[Source records]
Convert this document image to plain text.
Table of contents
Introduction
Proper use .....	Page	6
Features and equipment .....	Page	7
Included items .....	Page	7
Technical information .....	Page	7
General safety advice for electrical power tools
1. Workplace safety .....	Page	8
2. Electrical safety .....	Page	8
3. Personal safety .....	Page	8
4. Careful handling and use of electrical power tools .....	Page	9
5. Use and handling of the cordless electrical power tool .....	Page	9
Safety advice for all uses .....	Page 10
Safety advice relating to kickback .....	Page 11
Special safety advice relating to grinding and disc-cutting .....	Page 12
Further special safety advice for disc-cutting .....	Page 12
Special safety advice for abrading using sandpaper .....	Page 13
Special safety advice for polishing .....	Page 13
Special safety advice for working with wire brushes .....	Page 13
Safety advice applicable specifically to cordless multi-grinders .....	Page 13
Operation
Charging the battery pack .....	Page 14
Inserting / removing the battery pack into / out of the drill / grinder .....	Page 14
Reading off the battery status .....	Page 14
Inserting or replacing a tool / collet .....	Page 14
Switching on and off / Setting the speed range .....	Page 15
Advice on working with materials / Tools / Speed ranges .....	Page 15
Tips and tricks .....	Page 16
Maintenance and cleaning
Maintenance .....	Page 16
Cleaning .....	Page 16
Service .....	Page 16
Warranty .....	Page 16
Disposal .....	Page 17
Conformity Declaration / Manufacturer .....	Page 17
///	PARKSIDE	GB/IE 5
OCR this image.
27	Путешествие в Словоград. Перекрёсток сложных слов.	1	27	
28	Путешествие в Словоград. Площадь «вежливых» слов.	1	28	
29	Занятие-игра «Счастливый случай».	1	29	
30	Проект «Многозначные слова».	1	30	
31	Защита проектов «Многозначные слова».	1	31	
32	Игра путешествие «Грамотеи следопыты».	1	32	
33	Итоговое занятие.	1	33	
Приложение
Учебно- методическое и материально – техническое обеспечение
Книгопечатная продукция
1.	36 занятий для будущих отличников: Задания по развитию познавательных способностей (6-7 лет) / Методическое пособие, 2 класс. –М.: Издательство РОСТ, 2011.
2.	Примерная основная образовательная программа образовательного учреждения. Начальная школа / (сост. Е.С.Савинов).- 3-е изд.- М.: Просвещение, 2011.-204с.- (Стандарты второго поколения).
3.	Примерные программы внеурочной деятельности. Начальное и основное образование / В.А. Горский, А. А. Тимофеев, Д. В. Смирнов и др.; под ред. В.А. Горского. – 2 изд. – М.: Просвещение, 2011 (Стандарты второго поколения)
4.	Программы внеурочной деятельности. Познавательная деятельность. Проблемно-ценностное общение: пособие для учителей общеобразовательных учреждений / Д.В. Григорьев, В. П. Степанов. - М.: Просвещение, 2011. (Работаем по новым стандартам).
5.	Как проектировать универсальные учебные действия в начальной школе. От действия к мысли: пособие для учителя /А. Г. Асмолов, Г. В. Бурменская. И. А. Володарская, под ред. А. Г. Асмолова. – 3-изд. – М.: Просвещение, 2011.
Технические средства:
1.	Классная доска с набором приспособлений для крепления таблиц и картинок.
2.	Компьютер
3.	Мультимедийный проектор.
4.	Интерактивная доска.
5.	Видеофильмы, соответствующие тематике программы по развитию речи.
--
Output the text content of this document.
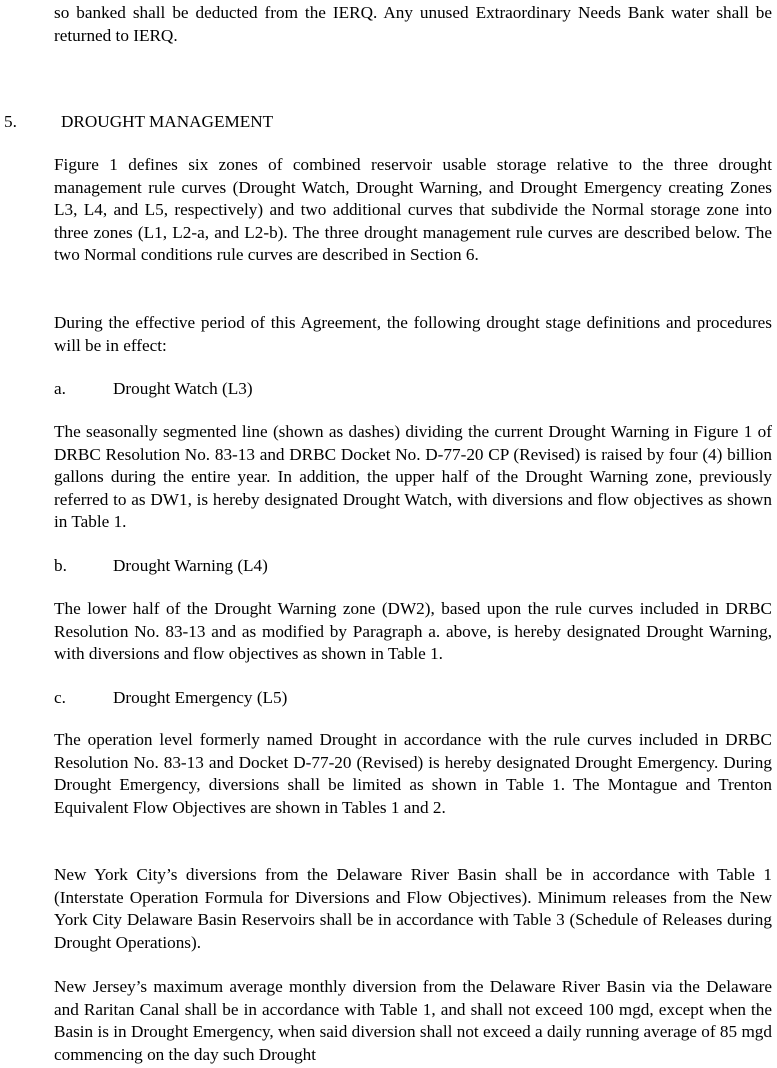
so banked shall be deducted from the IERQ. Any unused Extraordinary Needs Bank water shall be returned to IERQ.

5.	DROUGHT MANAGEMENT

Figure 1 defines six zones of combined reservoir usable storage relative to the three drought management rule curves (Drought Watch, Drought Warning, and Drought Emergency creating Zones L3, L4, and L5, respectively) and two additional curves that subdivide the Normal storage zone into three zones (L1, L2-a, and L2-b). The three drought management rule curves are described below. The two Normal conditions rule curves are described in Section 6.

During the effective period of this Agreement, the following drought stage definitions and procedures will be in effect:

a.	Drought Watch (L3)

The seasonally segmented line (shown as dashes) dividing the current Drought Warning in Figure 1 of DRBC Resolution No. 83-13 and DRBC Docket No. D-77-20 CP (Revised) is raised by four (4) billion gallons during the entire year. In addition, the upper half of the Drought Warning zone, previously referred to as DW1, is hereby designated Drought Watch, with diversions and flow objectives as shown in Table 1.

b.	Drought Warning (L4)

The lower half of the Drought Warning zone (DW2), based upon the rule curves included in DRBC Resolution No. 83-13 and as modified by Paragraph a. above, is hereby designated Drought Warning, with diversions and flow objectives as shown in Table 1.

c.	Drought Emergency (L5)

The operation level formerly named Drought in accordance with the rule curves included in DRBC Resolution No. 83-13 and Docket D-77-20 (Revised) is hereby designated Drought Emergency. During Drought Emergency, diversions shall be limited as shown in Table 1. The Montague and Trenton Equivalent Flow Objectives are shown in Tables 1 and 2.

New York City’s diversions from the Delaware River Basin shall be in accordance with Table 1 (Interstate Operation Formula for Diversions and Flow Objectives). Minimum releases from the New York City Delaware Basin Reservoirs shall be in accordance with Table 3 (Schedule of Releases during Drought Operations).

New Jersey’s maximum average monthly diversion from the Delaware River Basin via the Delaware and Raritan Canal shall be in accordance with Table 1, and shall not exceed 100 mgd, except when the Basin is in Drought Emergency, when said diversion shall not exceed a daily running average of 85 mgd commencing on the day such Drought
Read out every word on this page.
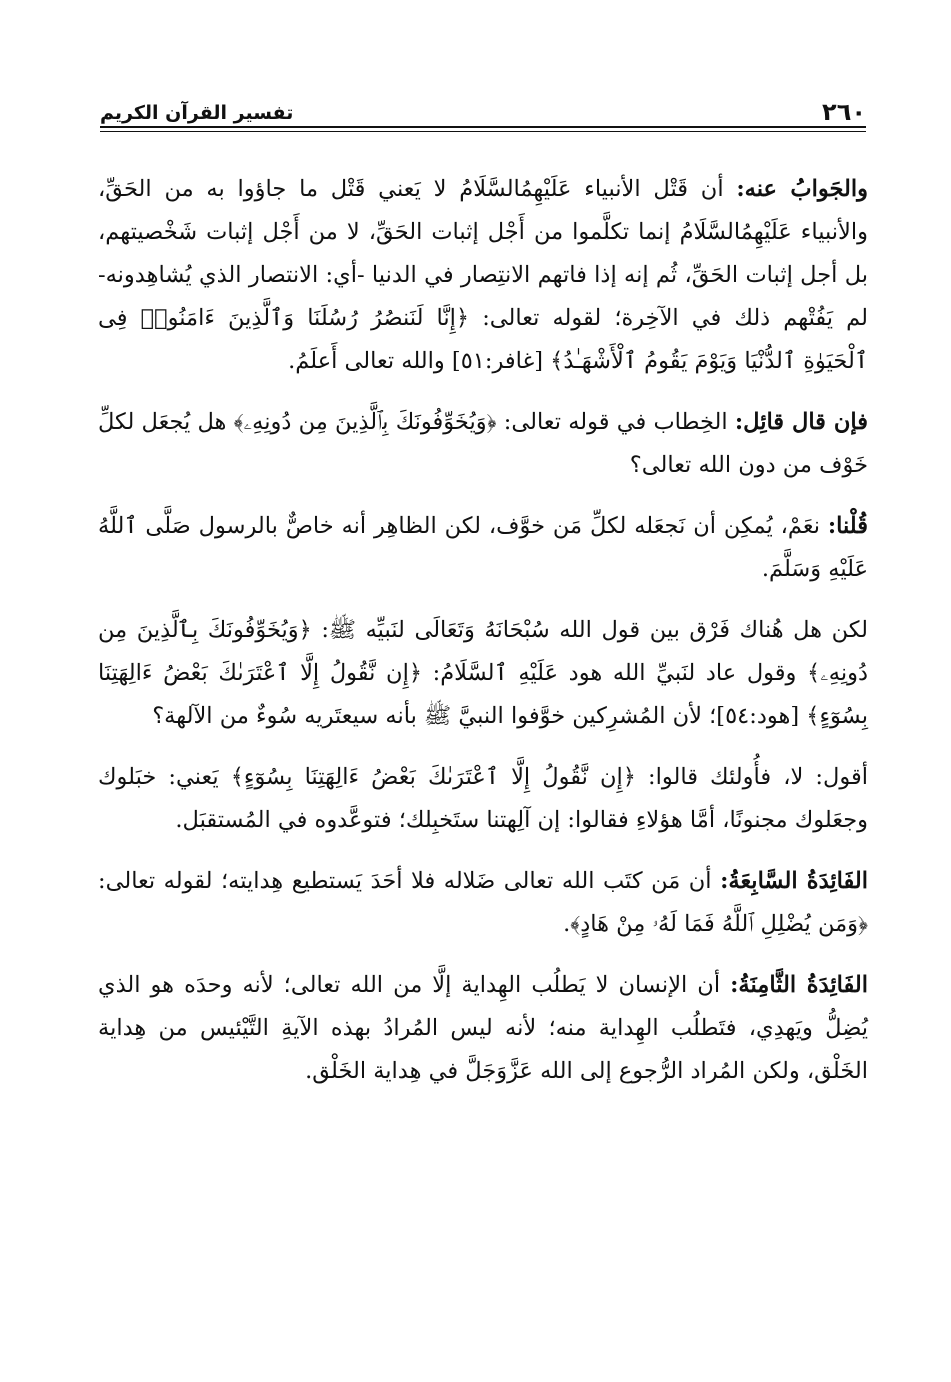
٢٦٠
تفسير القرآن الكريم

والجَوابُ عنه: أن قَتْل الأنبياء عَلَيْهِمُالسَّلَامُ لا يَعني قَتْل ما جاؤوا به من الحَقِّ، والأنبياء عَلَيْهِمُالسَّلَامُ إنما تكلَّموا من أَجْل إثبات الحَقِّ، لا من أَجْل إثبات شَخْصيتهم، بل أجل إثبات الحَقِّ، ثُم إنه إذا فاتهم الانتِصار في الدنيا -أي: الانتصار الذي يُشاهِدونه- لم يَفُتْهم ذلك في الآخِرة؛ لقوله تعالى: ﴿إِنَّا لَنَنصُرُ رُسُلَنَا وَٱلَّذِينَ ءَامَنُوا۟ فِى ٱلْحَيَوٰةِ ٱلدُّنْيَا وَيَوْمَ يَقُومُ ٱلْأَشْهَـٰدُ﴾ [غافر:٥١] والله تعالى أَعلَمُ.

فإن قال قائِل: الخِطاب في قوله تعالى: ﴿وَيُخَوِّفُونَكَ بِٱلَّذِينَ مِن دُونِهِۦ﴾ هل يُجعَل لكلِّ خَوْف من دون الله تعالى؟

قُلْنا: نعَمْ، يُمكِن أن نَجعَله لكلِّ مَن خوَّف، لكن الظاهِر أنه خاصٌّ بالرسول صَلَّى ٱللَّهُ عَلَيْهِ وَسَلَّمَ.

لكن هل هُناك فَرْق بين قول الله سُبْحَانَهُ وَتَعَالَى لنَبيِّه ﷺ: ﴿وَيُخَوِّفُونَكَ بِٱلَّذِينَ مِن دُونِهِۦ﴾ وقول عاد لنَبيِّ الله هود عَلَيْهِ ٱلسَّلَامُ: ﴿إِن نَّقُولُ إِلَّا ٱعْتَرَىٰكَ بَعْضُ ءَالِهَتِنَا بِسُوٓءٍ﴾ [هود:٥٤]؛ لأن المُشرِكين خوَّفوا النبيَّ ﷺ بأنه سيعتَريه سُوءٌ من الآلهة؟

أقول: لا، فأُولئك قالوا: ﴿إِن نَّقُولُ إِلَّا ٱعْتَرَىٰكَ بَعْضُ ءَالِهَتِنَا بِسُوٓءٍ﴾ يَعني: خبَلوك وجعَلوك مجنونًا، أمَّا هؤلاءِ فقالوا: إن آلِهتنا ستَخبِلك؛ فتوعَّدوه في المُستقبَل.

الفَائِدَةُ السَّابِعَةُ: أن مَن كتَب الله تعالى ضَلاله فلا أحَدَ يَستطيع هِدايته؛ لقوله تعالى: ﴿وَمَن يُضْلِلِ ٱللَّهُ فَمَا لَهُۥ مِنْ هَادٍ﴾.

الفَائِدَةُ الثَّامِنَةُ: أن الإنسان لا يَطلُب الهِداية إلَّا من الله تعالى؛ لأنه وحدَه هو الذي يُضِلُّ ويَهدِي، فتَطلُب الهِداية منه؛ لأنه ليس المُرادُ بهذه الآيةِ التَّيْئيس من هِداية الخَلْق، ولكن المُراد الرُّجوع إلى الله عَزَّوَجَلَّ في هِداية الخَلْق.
--
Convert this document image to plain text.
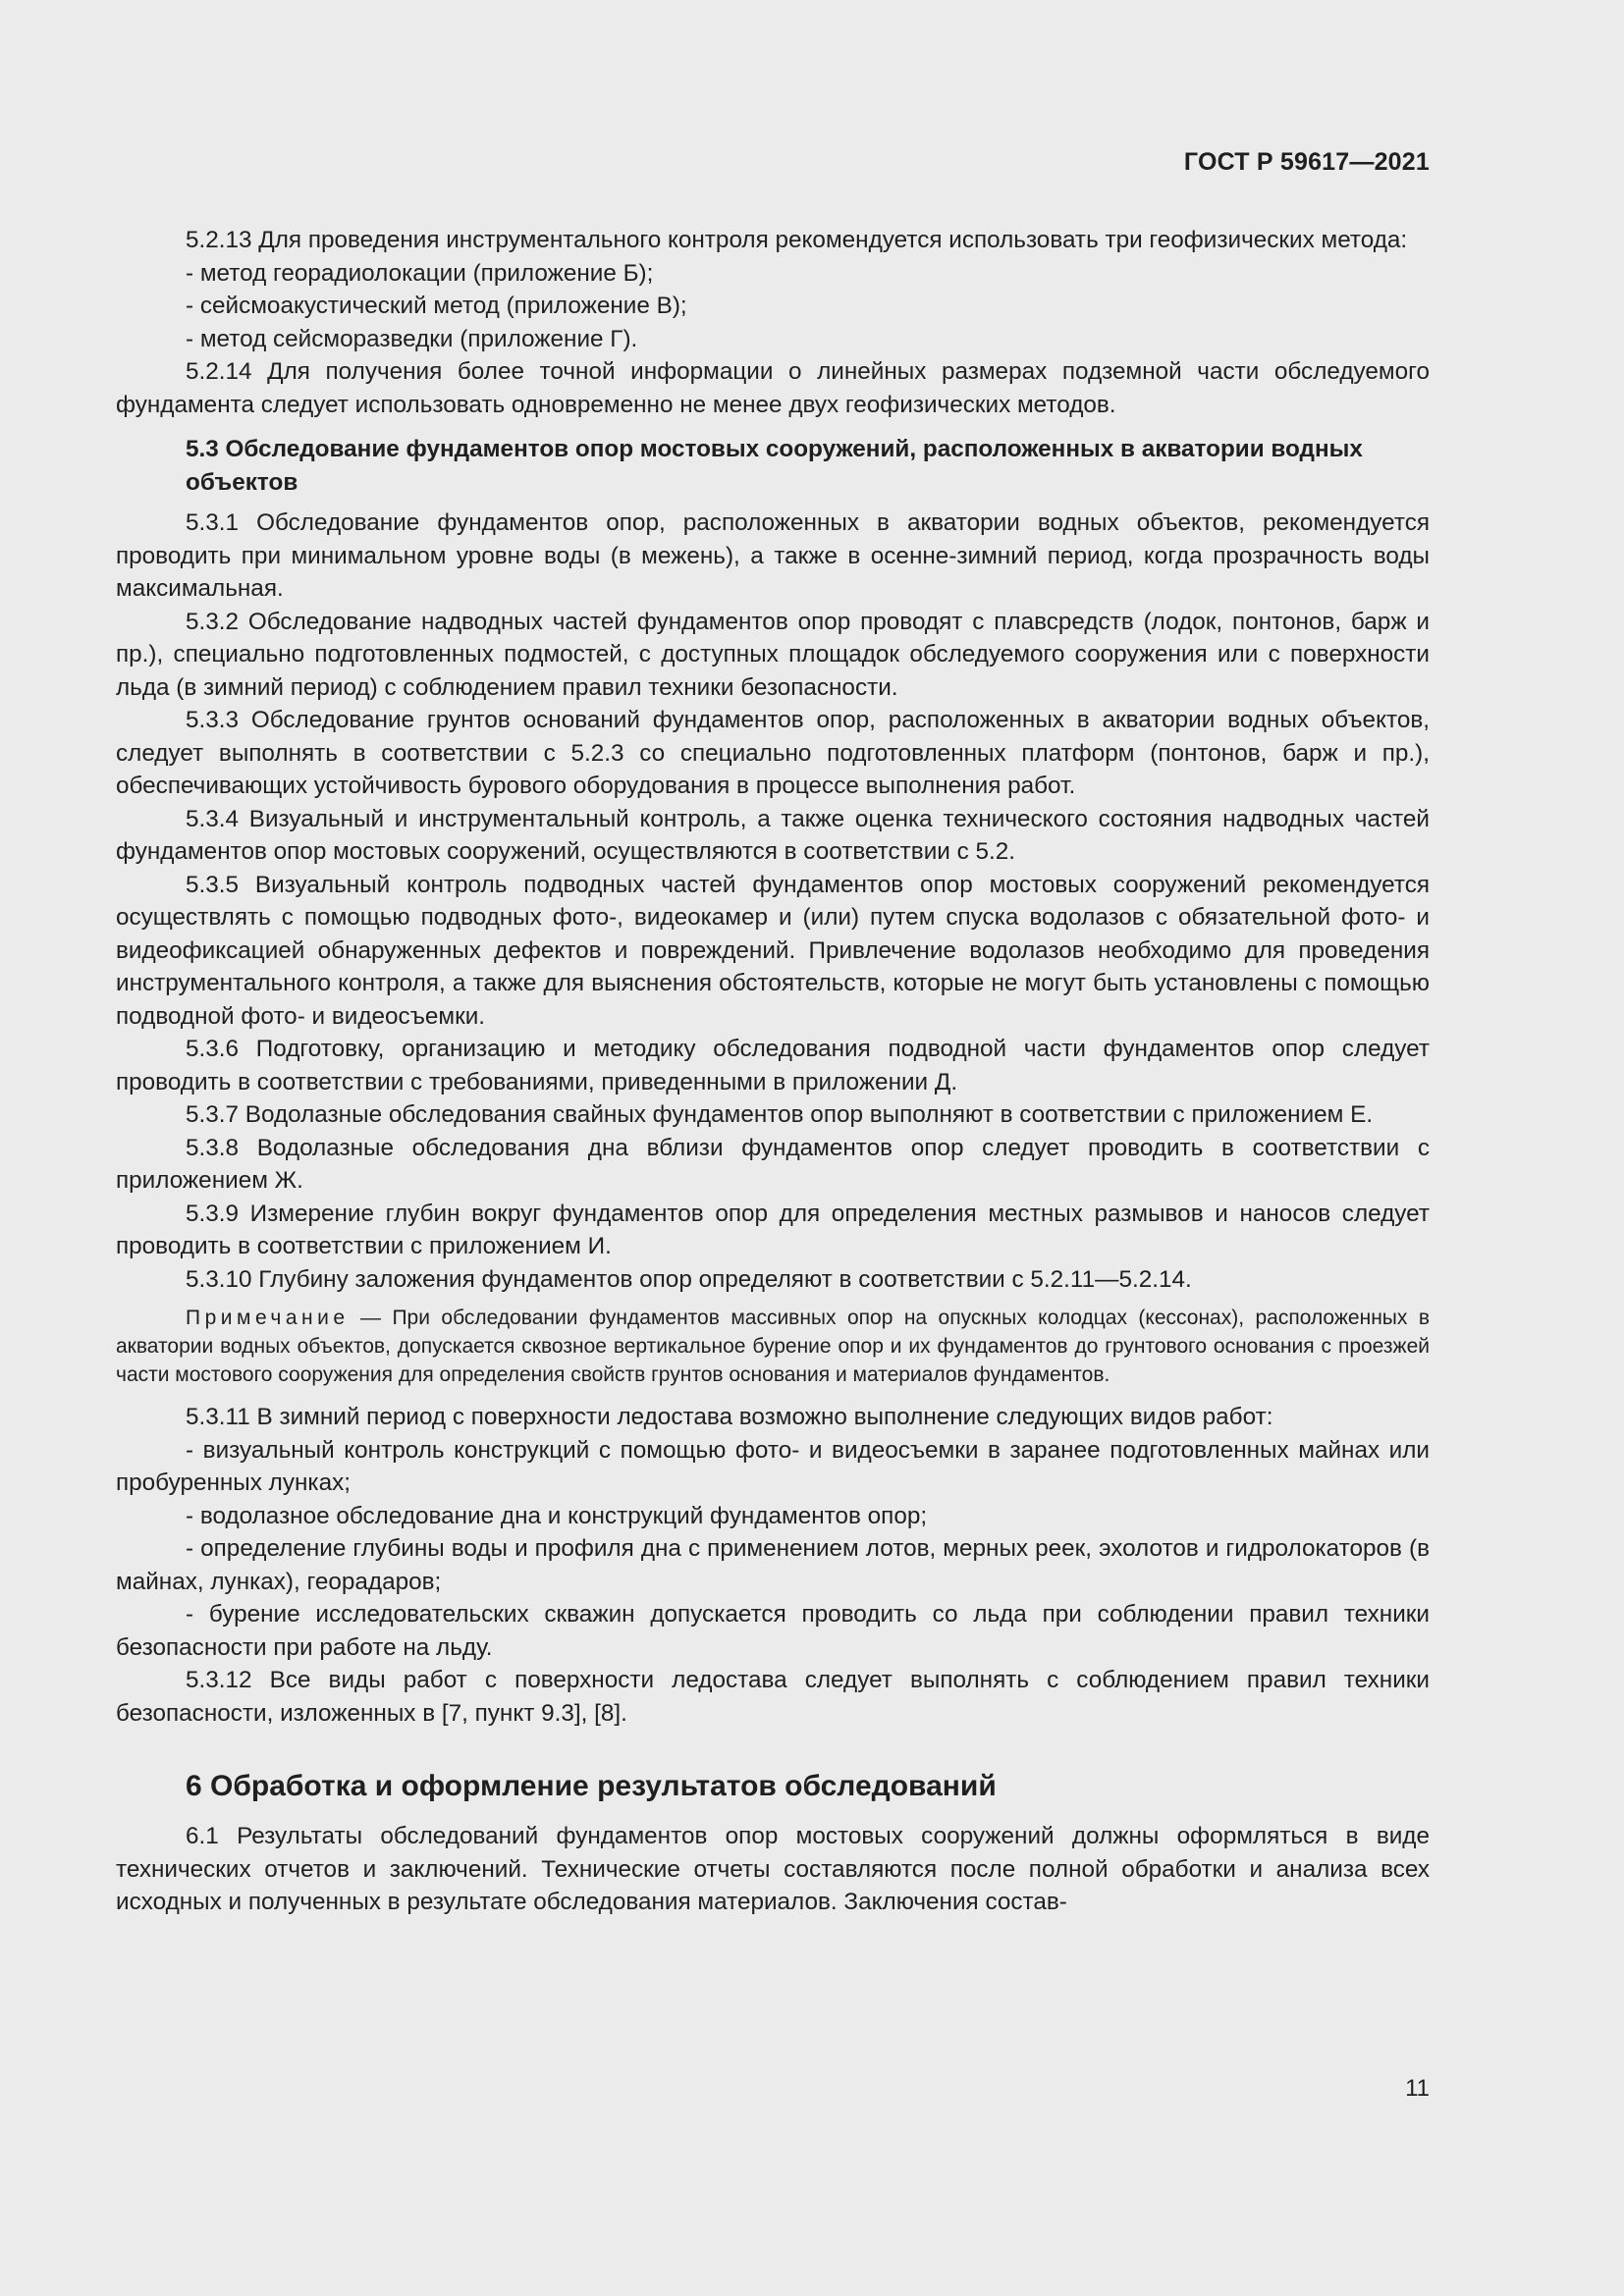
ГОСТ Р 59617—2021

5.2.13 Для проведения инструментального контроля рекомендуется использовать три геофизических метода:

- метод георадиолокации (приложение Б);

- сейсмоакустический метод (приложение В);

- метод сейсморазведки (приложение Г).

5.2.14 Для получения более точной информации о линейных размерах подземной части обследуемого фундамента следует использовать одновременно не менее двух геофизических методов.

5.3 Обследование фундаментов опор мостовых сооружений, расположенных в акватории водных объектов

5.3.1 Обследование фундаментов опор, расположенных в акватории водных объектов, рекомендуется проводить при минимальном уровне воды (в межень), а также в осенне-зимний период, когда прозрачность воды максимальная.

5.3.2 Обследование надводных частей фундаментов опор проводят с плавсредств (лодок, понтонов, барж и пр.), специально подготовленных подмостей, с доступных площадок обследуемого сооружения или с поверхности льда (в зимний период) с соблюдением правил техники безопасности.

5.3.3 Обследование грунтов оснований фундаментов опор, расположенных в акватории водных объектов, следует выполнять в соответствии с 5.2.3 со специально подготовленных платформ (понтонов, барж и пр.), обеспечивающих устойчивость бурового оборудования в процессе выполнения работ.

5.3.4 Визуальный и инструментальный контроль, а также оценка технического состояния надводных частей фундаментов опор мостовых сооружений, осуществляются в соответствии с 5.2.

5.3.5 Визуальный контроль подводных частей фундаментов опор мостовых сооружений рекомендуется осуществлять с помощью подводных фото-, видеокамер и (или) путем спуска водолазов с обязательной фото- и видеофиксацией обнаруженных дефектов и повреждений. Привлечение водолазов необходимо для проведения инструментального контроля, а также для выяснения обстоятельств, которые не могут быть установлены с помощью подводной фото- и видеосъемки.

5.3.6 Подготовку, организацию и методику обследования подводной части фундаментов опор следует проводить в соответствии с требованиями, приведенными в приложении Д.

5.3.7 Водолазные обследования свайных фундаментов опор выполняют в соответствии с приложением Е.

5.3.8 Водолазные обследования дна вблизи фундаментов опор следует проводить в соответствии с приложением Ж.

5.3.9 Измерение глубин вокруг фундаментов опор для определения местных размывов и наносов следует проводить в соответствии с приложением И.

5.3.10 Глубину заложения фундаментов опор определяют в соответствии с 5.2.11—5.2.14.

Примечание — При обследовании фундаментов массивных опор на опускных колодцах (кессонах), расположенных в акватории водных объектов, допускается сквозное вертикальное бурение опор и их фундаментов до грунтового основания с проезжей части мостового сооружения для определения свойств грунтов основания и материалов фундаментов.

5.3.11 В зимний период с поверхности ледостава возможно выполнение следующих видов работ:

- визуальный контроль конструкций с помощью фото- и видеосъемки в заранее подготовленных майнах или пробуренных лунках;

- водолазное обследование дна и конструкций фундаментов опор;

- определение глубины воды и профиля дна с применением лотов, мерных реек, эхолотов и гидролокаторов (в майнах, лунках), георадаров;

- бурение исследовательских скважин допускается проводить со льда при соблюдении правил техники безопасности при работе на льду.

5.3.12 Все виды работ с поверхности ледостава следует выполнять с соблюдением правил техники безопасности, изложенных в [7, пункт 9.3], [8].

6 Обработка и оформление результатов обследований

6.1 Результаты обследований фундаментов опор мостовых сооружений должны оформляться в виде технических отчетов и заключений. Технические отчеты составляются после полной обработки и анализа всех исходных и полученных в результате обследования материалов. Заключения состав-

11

▸ **DO THIS**
Read the entries and pick out all lines that include the word "hereby".

▸ **RESPONSE TO THE TASK**
The seasonally segmented line (shown as dashes) dividing the current Drought Warning in Figure 1 of DRBC Resolution No. 83-13 and DRBC Docket No. D-77-20 CP (Revised) is raised by four (4) billion gallons during the entire year. In addition, the upper half of the Drought Warning zone, previously referred to as DW1, is hereby designated Drought Watch, with diversions and flow objectives as shown in Table 1.
The lower half of the Drought Warning zone (DW2), based upon the rule curves included in DRBC Resolution No. 83-13 and as modified by Paragraph a. above, is hereby designated Drought Warning, with diversions and flow objectives as shown in Table 1.
The operation level formerly named Drought in accordance with the rule curves included in DRBC Resolution No. 83-13 and Docket D-77-20 (Revised) is hereby designated Drought Emergency. During Drought Emergency, diversions shall be limited as shown in Table 1. The Montague and Trenton Equivalent Flow Objectives are shown in Tables 1 and 2.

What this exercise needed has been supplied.